(begin)
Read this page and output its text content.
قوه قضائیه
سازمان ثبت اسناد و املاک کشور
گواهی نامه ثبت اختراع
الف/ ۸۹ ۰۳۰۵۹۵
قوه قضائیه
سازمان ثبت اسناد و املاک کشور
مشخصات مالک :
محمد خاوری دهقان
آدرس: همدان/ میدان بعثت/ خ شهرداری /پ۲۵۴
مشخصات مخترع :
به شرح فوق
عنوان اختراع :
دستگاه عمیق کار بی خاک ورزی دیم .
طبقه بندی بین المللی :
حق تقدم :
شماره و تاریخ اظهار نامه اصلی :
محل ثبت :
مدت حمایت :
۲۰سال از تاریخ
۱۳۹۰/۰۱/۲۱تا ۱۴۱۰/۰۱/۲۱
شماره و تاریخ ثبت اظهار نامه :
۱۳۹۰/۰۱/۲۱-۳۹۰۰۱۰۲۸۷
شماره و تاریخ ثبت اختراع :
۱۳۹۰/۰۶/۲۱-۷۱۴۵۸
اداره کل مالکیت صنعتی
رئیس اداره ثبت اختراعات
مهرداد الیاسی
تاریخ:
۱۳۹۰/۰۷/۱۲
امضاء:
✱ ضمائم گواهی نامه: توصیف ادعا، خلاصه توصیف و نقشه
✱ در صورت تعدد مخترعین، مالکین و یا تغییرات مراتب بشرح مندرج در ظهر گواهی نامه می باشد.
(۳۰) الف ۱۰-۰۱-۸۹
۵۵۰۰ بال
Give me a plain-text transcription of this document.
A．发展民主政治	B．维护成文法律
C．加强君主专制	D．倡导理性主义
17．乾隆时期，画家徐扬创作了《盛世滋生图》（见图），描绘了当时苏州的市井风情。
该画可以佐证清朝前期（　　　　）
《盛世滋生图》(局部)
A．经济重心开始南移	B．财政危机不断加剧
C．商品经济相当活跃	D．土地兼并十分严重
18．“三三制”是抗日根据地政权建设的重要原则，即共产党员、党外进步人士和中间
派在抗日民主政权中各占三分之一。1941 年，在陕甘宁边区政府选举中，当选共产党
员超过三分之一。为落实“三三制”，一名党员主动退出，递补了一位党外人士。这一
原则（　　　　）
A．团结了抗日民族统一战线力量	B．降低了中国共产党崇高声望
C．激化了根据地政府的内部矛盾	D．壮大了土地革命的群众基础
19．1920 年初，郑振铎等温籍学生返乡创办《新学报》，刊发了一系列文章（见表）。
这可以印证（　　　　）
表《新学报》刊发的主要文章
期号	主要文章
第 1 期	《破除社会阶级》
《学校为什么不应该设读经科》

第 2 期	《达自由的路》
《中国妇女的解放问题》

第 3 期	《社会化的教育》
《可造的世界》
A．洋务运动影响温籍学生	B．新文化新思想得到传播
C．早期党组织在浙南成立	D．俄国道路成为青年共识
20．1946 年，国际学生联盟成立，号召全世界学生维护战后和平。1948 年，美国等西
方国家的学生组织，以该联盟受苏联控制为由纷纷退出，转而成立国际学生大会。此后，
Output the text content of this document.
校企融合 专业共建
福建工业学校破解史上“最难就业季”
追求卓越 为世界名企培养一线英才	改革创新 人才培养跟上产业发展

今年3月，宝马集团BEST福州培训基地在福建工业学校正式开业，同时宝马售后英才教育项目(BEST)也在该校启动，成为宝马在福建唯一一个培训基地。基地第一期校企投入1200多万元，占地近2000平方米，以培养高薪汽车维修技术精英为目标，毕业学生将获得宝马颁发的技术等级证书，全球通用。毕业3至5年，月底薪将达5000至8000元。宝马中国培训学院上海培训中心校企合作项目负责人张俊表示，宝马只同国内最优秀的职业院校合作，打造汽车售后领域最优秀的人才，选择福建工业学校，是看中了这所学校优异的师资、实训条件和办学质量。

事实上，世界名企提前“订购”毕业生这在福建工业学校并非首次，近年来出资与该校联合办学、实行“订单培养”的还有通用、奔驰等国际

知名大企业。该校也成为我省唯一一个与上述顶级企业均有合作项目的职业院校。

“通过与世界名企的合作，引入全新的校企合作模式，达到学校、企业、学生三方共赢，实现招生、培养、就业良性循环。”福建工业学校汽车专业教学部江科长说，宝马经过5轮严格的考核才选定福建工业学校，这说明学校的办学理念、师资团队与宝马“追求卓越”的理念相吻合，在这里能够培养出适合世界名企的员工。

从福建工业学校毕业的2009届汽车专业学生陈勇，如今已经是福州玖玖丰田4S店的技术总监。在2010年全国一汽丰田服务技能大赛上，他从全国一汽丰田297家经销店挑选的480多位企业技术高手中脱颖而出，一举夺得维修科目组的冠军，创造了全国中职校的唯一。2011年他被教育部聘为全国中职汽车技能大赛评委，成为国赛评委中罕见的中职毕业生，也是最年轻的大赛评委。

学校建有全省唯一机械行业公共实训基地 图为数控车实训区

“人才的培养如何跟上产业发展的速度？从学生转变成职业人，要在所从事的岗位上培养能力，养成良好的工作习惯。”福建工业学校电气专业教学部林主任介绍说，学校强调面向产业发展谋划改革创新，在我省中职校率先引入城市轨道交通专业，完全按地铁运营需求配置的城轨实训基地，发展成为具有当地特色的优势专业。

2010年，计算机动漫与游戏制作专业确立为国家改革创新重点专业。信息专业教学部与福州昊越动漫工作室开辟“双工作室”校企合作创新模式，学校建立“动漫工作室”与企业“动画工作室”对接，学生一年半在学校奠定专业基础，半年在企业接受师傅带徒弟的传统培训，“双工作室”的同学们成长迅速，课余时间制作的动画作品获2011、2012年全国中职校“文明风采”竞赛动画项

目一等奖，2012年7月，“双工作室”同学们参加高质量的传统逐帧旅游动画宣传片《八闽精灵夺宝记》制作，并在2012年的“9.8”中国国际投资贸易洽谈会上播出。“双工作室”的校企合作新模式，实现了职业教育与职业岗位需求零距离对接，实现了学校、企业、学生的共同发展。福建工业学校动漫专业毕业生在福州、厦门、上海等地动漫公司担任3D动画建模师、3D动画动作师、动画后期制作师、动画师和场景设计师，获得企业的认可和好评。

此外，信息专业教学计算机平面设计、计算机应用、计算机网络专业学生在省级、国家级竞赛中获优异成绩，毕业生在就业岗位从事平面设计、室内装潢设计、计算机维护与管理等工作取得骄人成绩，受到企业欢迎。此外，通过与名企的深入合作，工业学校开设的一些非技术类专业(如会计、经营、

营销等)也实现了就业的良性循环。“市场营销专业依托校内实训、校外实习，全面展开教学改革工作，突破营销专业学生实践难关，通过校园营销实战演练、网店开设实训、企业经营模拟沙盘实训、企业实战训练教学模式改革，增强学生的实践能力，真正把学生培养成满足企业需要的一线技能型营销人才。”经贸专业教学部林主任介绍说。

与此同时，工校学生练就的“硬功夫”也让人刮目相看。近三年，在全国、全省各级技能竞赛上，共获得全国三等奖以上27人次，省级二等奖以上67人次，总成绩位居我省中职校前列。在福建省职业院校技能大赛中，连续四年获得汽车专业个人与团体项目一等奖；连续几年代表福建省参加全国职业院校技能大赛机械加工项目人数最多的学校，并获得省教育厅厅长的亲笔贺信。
(end)
WRITTEN INSTRUCTION
Write the number of lines containing the word "نامه" and nothing besides it.

RESULT OF THE EXERCISE
5